Extracted records -
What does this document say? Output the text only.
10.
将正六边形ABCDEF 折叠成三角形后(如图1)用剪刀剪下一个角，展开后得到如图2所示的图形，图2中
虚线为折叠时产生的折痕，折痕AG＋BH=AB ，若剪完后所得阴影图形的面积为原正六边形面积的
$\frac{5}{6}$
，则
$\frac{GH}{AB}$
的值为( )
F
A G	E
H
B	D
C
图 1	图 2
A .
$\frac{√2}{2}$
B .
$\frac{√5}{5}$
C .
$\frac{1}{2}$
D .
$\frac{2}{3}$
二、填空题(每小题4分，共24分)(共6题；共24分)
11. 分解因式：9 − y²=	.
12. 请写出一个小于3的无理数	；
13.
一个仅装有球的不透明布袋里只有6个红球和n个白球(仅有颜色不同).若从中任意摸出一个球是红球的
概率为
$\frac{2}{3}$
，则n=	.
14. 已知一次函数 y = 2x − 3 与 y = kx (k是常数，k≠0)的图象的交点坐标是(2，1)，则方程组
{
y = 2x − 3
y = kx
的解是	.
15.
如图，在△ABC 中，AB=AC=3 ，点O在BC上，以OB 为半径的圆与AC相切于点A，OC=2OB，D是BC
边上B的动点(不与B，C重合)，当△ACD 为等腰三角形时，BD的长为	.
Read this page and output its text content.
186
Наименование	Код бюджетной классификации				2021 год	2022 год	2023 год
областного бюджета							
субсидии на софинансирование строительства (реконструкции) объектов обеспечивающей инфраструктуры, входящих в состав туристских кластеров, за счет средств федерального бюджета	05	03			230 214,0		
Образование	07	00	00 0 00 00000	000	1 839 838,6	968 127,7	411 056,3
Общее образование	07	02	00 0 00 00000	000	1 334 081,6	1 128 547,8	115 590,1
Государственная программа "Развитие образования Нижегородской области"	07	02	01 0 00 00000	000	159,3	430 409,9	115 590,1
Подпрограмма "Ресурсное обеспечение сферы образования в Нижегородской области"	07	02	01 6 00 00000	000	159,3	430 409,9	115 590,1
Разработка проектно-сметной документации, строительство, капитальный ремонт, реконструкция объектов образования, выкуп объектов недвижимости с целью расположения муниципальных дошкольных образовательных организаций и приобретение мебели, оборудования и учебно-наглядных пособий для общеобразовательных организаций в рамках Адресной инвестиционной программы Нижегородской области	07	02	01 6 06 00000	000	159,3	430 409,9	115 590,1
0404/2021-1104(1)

Task brief -
Copy out the lines that hold "бюджета".

Answer to the exercise -
областного бюджета							
субсидии на софинансирование строительства (реконструкции) объектов обеспечивающей инфраструктуры, входящих в состав туристских кластеров, за счет средств федерального бюджета	05	03			230 214,0		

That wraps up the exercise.